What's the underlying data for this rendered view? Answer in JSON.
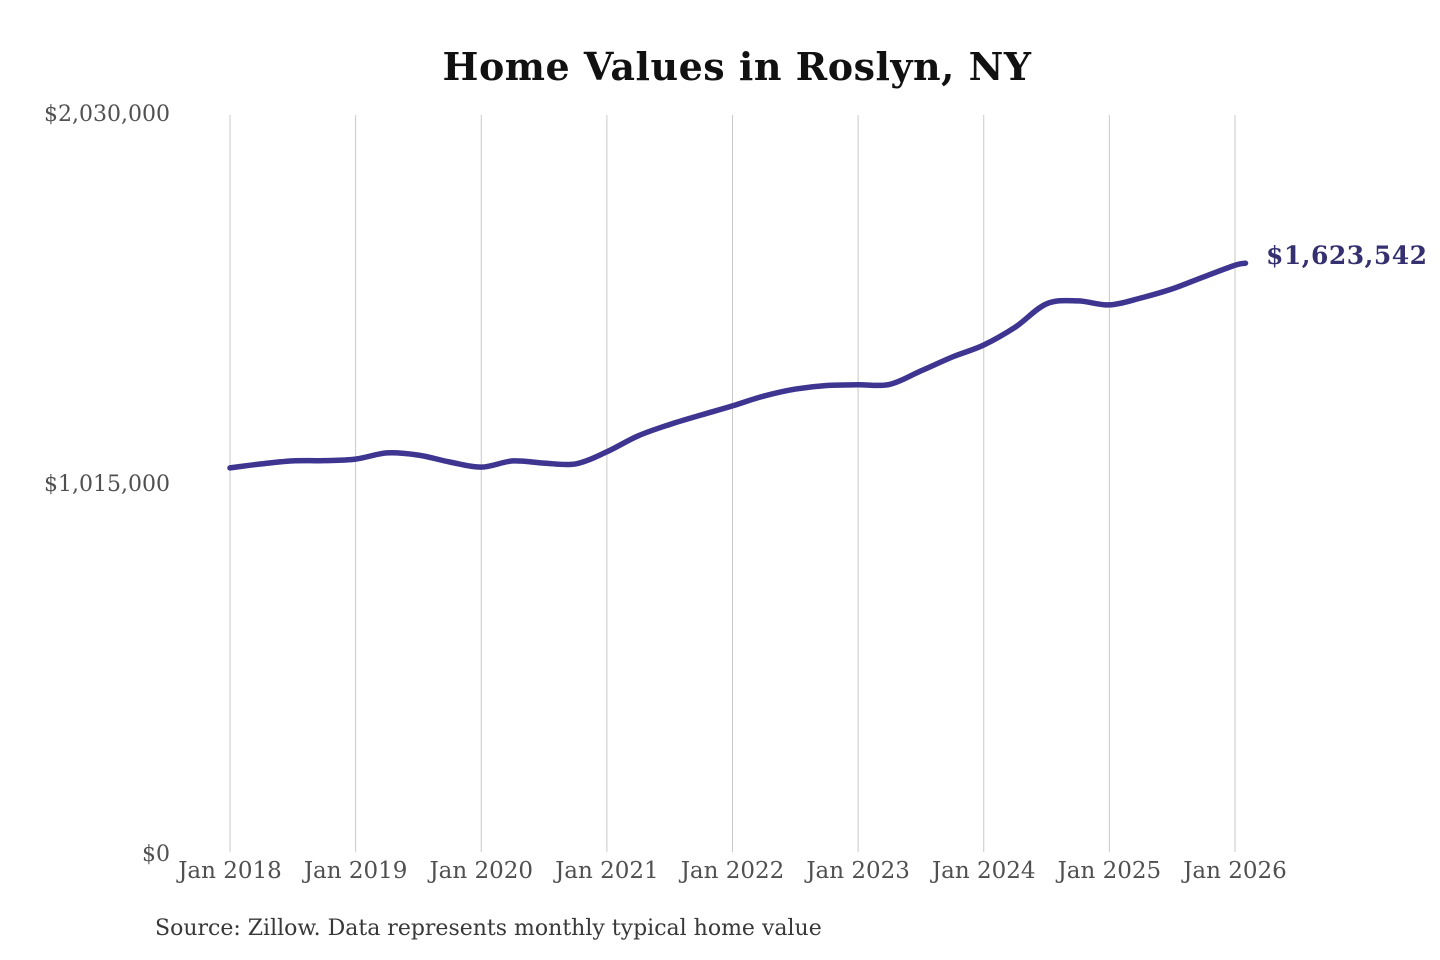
{
  "page": {
    "background_color": "#ffffff"
  },
  "chart": {
    "title": "Home Values in Roslyn, NY",
    "source_note": "Source: Zillow. Data represents monthly typical home value",
    "colors": {
      "line": "#3d3590",
      "end_label": "#35306f",
      "gridline": "#c9c9c9",
      "axis_label": "#505050",
      "title": "#111111",
      "source": "#383838"
    }
  },
  "chart_data": {
    "type": "line",
    "title": "Home Values in Roslyn, NY",
    "xlabel": "",
    "ylabel": "",
    "ylim": [
      0,
      2030000
    ],
    "grid": "vertical-only",
    "legend": "none",
    "x_tick_labels": [
      "Jan 2018",
      "Jan 2019",
      "Jan 2020",
      "Jan 2021",
      "Jan 2022",
      "Jan 2023",
      "Jan 2024",
      "Jan 2025",
      "Jan 2026"
    ],
    "y_ticks": [
      {
        "value": 0,
        "label": "$0"
      },
      {
        "value": 1015000,
        "label": "$1,015,000"
      },
      {
        "value": 2030000,
        "label": "$2,030,000"
      }
    ],
    "annotation": {
      "text": "$1,623,542",
      "value": 1623542,
      "position": "end-of-line"
    },
    "series": [
      {
        "name": "Monthly typical home value",
        "points": [
          [
            "2018-01",
            1062000
          ],
          [
            "2018-04",
            1073000
          ],
          [
            "2018-07",
            1081000
          ],
          [
            "2018-10",
            1082000
          ],
          [
            "2019-01",
            1086000
          ],
          [
            "2019-04",
            1103000
          ],
          [
            "2019-07",
            1097000
          ],
          [
            "2019-10",
            1078000
          ],
          [
            "2020-01",
            1064000
          ],
          [
            "2020-04",
            1081000
          ],
          [
            "2020-07",
            1075000
          ],
          [
            "2020-10",
            1073000
          ],
          [
            "2021-01",
            1106000
          ],
          [
            "2021-04",
            1150000
          ],
          [
            "2021-07",
            1181000
          ],
          [
            "2021-10",
            1207000
          ],
          [
            "2022-01",
            1232000
          ],
          [
            "2022-04",
            1259000
          ],
          [
            "2022-07",
            1278000
          ],
          [
            "2022-10",
            1288000
          ],
          [
            "2023-01",
            1290000
          ],
          [
            "2023-04",
            1291000
          ],
          [
            "2023-07",
            1328000
          ],
          [
            "2023-10",
            1366000
          ],
          [
            "2024-01",
            1399000
          ],
          [
            "2024-04",
            1448000
          ],
          [
            "2024-07",
            1512000
          ],
          [
            "2024-10",
            1520000
          ],
          [
            "2025-01",
            1509000
          ],
          [
            "2025-04",
            1528000
          ],
          [
            "2025-07",
            1553000
          ],
          [
            "2025-10",
            1586000
          ],
          [
            "2026-01",
            1618000
          ],
          [
            "2026-02",
            1623542
          ]
        ]
      }
    ],
    "source": "Source: Zillow. Data represents monthly typical home value"
  }
}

┄┄┄┄┄┄┄┄┄┄┄┄┄┄┄┄┄┄┄┄

Identify which lines contain the word "typical" and copy each one.

    "source_note": "Source: Zillow. Data represents monthly typical home value",
        "name": "Monthly typical home value",
    "source": "Source: Zillow. Data represents monthly typical home value"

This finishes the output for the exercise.